__Aim of the task__
Which lines in the records below contain the word "with"? Copy each one out.

Data items:
* BEGIN *

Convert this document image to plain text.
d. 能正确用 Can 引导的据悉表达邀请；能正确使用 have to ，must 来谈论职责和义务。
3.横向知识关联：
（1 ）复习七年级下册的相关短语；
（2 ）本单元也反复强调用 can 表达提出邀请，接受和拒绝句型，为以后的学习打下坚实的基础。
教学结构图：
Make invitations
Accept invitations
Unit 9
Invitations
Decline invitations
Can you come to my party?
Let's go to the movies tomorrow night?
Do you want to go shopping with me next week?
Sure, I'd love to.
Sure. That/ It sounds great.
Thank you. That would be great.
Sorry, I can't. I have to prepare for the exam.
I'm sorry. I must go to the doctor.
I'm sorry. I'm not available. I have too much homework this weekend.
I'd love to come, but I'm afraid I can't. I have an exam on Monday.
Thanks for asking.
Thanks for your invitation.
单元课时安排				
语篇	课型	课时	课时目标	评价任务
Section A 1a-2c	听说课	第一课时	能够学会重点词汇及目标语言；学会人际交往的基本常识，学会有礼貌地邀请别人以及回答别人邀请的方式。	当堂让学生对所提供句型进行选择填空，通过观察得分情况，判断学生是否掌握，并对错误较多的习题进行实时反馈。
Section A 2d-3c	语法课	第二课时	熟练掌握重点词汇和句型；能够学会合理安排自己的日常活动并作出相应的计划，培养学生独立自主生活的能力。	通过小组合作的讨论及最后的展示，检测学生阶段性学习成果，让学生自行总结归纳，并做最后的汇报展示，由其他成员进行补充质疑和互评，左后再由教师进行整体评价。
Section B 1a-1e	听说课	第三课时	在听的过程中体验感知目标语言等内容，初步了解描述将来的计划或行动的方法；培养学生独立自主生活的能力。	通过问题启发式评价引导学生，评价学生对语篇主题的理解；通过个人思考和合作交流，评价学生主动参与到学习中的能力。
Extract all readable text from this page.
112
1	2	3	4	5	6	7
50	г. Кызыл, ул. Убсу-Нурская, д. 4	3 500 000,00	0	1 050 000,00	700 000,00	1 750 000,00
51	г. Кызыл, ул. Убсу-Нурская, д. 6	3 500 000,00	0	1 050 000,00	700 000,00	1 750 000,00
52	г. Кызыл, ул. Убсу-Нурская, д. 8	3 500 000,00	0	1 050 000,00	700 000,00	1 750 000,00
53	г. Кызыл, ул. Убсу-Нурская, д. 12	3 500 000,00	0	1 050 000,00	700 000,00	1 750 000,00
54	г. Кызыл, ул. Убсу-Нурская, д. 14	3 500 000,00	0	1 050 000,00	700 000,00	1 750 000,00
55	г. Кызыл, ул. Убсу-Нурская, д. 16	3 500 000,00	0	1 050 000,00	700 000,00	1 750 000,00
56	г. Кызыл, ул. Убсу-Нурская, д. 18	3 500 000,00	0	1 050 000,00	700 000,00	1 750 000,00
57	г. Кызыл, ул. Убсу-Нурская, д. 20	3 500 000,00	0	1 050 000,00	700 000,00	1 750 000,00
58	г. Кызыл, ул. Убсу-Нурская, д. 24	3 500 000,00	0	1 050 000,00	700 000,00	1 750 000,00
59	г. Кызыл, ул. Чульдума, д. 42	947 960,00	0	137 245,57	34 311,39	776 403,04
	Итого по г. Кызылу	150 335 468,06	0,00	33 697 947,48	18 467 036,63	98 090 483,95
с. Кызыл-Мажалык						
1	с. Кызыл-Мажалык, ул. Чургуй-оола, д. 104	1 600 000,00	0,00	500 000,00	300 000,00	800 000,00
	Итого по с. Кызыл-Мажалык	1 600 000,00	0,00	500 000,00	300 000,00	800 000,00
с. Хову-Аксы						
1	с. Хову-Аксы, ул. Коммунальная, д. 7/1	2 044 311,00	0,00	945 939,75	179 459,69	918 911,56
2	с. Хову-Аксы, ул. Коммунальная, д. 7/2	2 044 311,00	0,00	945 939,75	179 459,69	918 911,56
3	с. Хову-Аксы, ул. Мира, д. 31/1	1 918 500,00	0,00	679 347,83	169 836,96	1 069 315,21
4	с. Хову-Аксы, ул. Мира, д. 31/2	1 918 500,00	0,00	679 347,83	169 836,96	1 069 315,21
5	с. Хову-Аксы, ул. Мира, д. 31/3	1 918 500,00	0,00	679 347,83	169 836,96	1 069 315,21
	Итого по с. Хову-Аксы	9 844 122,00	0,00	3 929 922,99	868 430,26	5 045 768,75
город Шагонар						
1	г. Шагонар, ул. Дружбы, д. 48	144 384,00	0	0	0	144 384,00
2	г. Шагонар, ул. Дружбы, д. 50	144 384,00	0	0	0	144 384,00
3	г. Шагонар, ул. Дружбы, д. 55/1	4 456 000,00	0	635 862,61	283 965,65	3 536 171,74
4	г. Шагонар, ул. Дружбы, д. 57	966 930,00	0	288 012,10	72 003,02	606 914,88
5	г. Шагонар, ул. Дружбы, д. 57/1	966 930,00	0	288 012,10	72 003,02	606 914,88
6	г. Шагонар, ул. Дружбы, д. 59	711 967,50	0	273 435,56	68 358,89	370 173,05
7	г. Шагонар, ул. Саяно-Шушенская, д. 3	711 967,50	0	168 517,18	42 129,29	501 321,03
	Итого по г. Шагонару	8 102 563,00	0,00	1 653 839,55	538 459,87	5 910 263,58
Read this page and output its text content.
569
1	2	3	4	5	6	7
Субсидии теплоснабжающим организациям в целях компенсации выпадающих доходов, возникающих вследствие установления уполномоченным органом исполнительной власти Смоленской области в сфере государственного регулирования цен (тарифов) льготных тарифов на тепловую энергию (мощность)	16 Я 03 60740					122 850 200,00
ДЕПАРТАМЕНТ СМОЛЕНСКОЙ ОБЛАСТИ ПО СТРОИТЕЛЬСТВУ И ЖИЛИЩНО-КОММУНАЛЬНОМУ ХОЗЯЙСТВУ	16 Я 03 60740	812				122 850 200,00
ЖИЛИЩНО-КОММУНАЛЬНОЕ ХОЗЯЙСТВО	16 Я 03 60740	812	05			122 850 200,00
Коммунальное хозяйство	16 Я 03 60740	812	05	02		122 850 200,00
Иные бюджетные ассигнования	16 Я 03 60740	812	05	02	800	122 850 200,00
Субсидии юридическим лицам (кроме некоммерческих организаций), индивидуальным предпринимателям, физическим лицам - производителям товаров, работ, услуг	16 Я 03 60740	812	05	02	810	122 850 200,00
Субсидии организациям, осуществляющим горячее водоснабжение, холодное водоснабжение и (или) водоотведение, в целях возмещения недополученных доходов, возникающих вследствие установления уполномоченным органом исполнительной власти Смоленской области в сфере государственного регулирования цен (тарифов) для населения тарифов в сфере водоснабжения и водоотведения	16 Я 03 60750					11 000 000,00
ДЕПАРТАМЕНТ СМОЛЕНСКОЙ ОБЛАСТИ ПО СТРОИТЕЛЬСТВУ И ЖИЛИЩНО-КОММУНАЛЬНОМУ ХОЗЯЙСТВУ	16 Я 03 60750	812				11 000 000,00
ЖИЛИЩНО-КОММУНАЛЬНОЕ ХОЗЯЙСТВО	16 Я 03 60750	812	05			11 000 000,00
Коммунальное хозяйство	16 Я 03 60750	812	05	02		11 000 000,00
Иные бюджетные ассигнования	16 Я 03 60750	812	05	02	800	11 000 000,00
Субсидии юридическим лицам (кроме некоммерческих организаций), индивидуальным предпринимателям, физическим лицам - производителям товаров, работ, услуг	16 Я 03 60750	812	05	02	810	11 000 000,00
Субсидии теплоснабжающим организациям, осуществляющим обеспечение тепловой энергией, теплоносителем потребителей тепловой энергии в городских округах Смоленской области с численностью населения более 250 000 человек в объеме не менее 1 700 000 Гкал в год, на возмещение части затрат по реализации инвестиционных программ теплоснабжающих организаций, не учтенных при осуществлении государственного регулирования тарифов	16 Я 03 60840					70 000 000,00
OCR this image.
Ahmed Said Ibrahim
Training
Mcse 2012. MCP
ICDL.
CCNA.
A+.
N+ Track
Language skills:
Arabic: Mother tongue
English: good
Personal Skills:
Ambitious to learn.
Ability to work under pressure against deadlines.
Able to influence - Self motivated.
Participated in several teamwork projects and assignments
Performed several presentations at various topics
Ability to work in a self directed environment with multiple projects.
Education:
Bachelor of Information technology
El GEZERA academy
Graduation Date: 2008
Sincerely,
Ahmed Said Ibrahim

* END *

__Right answer__
Do you want to go shopping with me next week?
Ability to work in a self directed environment with multiple projects.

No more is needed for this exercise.